**SELECTED EXTRACT**
────────────────────────────────────────

Just as Pierre Mendez-France was bringing France out of the IndoChina war, the war in Algeria began on 1 November 1954 with a series of planned bomb attacks throughout the country.  Since Algeria was administratively not a colony but part of France, for French political leaders it was not a “war” but a “police action” to restore law and order.  JJ-SS was critical of French policy from the start, and L’Express  became the media voice of opposition to the war, although writers for the journal had different views as to what should be done.

 

In the hope of removing JJ-SS from the media scene, the Government recalled him to military service and sent him as a lieutenant to Algeria.  While he was in the Army he could not express his views, and Francoise Giroud ran the magazine. JJ-SS wrote his experience Lieutenant en Algerie (1957) which gave his anti-war views all the more weight.

 

After the end of the Algerian War in 1962 and the stranglehold of De Gaulle on French politics, JJ-SS had less of a central focus to his politics. He was strongly against nuclear weapons and nuclear testing, but as a cause anti-nuclear weapons never had the political drive that had ending the war in Algeria.  He was also strongly against the death penalty before abolition became a popular cause.  Many French turned away from politics to enjoy a more prosperous life.  Thus L’Express started devoting more pages to literature, business, fashion – though not yet a “people” magazine.

────────────────────────────────────────

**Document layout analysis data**

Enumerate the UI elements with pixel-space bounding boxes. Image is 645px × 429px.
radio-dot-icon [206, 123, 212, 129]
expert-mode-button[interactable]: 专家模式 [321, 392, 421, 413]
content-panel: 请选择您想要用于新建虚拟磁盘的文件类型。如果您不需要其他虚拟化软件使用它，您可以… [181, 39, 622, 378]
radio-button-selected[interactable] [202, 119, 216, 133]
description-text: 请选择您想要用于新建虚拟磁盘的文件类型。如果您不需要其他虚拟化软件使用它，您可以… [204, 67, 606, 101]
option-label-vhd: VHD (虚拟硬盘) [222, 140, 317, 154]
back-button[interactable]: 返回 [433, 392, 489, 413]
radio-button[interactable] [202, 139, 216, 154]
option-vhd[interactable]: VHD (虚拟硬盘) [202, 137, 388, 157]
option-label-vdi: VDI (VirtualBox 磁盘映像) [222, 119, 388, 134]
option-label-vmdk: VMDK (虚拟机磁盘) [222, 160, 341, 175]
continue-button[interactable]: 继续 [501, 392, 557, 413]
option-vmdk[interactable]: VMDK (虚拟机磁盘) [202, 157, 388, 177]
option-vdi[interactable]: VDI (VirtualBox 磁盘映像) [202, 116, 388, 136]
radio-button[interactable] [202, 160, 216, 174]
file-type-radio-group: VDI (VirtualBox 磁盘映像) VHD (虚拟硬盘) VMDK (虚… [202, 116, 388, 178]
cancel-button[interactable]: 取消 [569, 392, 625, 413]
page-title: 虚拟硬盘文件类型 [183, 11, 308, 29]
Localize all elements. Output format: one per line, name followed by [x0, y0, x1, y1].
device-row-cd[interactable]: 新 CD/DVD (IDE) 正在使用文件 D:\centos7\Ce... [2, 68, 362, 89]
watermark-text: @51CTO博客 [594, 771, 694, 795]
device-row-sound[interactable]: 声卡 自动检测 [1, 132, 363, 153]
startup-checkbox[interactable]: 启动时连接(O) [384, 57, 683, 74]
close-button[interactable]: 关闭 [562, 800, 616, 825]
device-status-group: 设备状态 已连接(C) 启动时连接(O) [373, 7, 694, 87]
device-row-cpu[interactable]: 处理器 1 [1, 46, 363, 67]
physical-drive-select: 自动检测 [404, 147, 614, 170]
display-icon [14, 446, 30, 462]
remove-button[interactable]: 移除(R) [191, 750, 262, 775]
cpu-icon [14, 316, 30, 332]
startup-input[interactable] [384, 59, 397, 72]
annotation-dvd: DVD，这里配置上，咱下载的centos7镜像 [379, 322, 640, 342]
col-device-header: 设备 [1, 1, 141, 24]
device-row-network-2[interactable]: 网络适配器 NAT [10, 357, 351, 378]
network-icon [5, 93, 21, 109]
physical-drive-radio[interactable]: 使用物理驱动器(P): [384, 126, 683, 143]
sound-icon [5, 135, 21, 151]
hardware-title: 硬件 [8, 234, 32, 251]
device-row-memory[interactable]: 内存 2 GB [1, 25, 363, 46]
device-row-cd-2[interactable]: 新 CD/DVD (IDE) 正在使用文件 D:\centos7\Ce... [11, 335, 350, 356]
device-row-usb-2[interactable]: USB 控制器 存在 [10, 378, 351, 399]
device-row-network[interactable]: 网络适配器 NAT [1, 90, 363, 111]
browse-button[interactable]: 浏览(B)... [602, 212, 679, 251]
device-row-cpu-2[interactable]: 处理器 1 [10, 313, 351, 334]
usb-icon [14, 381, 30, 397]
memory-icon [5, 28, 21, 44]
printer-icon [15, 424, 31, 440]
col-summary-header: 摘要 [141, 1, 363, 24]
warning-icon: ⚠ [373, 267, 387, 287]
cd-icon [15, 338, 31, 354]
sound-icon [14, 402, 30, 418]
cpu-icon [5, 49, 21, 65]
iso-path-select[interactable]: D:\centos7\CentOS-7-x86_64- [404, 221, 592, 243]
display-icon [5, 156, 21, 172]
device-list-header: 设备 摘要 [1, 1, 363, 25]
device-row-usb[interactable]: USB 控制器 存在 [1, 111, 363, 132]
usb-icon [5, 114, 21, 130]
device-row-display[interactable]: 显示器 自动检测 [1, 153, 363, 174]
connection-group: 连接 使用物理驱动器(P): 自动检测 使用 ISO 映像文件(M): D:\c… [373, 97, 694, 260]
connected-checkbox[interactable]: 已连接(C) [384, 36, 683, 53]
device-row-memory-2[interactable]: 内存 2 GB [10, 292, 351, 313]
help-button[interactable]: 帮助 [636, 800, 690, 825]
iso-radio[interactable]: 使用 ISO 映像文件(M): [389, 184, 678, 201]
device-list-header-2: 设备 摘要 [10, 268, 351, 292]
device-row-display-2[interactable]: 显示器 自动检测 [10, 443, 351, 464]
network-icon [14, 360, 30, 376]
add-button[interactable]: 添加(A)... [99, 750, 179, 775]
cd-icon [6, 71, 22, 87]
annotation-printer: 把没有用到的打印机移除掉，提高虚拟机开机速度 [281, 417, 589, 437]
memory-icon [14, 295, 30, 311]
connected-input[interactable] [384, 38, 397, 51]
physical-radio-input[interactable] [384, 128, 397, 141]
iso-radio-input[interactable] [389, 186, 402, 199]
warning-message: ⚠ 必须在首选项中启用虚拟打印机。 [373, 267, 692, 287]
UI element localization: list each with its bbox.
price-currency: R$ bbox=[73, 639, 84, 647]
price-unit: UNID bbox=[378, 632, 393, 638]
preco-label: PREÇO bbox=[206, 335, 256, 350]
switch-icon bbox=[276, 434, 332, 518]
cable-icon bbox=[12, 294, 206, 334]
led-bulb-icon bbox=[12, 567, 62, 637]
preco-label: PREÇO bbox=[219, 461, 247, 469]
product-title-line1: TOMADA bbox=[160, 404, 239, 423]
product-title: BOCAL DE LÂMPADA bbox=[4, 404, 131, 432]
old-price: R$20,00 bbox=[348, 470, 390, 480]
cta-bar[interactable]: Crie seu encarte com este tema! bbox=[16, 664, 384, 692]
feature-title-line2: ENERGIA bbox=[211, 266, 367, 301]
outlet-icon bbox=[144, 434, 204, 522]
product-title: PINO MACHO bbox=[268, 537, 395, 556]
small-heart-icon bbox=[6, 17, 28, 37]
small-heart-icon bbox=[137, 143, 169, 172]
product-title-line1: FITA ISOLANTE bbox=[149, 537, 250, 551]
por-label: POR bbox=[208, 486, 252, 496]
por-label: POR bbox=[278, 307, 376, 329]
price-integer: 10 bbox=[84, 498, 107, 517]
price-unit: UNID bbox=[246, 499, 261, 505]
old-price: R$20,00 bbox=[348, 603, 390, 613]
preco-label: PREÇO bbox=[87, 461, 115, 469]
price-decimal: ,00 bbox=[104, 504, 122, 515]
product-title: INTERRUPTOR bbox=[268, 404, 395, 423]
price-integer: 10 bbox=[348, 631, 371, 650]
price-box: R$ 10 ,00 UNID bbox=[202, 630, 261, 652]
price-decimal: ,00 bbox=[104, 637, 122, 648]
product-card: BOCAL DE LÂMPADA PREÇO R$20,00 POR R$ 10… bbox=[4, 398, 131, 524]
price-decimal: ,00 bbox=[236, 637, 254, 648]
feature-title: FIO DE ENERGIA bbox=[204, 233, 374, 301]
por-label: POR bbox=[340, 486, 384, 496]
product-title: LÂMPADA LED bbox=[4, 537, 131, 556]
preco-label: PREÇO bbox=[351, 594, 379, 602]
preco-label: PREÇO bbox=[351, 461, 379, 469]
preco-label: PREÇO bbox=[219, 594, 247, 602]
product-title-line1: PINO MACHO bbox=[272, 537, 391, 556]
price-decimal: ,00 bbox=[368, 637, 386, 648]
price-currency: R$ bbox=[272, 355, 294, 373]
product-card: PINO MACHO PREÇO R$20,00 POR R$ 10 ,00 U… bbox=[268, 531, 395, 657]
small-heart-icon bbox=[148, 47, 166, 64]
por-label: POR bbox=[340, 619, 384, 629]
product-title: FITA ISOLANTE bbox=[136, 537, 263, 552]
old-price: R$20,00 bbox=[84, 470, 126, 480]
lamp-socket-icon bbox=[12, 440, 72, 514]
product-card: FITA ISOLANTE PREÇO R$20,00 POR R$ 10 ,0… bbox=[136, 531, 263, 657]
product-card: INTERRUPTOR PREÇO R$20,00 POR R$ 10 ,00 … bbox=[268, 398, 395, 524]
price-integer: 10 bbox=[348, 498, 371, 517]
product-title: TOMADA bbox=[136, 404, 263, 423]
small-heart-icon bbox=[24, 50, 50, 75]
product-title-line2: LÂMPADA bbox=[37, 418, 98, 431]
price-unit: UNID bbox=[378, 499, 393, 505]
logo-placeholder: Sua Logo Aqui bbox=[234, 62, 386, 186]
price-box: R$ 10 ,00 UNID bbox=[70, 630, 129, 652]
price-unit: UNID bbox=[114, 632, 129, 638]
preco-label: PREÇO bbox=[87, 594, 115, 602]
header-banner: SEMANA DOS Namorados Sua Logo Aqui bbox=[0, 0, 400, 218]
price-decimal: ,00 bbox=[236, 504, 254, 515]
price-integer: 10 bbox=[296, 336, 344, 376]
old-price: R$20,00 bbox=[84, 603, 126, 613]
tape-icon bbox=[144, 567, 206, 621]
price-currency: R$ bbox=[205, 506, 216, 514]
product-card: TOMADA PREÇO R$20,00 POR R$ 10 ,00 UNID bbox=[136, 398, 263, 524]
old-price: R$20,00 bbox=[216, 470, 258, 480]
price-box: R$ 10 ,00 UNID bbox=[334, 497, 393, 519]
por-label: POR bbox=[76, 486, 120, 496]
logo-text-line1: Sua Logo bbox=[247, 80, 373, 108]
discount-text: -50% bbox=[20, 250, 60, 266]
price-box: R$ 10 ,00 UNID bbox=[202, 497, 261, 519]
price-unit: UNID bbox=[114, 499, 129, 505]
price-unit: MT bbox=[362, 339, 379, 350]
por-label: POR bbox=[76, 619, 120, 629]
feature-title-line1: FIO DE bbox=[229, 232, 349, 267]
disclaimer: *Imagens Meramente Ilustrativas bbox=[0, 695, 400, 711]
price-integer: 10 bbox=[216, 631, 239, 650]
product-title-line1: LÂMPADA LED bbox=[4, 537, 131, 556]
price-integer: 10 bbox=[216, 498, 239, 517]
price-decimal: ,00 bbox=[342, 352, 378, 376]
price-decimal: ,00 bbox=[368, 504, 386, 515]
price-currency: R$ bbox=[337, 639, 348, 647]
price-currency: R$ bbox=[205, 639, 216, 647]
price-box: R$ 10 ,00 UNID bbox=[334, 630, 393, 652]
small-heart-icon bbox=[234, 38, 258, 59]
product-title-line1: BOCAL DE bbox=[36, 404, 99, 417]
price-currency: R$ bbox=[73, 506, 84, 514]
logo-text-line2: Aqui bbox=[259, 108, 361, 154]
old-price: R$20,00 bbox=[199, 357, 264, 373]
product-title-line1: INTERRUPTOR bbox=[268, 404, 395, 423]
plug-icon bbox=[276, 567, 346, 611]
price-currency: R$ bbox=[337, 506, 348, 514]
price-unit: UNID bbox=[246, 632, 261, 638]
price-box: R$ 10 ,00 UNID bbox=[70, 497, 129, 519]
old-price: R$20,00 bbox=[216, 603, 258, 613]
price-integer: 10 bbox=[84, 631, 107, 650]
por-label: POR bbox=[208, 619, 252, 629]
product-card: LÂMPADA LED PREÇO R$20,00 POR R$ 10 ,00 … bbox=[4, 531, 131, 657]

────────────────────────────────────────

**WHAT IS NEEDED**
Using the text about JJ-SS and L'Express, say whether each statement agrees with it: (a) the war in Algeria began on 1 November 1954; (b) JJ-SS ran the magazine while he was in the Army; (c) the anti-nuclear cause had as much political drive as ending the war in Algeria. Answer yes or no for each and quote the deciding words.

**PROBLEM SOLUTION**
(a) Yes: "the war in Algeria began on 1 November 1954"
(b) No: "While he was in the Army he could not express his views, and Francoise Giroud ran the magazine."
(c) No: "as a cause anti-nuclear weapons never had the political drive that had ending the war in Algeria"